AIM OF THE EXERCISE:
Count how many lines in the material below hold the word "name"; the reply is that number alone.

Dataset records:
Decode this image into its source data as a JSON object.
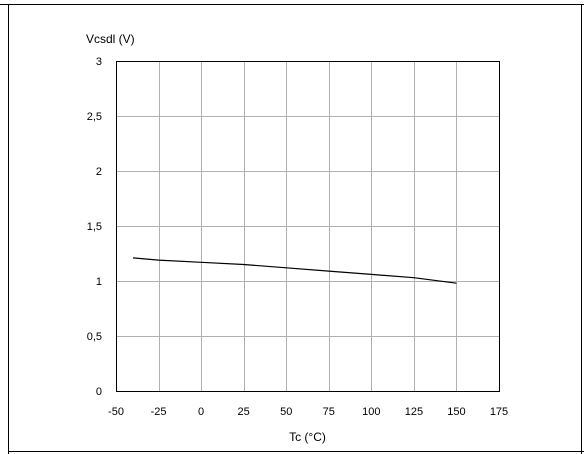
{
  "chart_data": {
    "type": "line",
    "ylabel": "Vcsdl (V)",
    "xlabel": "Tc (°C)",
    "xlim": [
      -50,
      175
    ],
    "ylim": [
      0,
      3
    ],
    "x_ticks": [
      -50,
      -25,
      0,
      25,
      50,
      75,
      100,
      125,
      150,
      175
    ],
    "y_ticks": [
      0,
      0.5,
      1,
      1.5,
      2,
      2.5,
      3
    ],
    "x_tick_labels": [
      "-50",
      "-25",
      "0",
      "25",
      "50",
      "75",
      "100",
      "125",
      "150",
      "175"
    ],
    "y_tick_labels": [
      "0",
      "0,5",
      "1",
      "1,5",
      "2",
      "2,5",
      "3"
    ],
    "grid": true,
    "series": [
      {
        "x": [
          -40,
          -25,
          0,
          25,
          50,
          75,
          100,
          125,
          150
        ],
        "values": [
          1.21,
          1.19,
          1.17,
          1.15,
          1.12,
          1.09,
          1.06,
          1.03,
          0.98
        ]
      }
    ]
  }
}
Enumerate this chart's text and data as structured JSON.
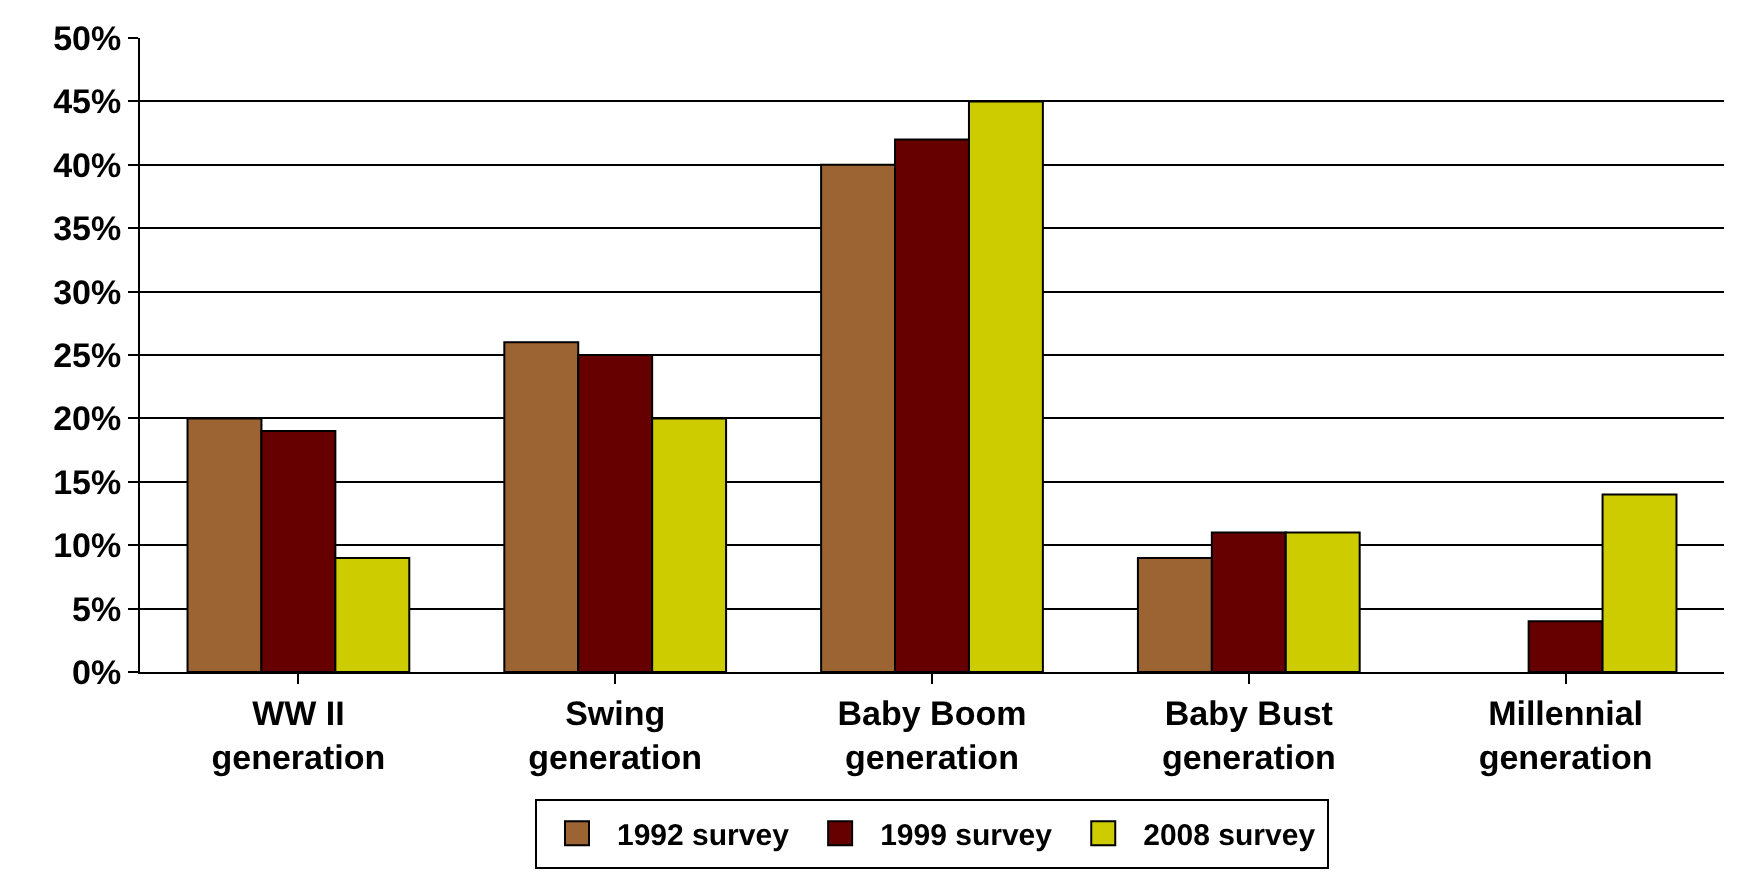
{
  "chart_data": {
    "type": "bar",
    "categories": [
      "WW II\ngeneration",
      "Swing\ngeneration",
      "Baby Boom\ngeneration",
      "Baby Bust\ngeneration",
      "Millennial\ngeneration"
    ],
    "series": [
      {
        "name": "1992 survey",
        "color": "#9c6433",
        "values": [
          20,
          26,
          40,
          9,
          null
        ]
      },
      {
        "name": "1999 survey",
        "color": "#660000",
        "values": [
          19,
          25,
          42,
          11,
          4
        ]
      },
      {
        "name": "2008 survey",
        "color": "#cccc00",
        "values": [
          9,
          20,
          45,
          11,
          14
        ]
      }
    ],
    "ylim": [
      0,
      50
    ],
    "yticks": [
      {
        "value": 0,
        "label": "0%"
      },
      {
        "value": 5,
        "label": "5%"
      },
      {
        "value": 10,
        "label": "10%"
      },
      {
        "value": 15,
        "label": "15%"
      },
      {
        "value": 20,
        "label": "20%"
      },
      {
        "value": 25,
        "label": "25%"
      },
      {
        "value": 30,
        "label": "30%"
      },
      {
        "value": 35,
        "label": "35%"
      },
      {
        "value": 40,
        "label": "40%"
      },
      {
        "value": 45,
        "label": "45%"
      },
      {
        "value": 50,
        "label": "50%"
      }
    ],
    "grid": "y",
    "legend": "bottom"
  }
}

THE OUTPUT:
3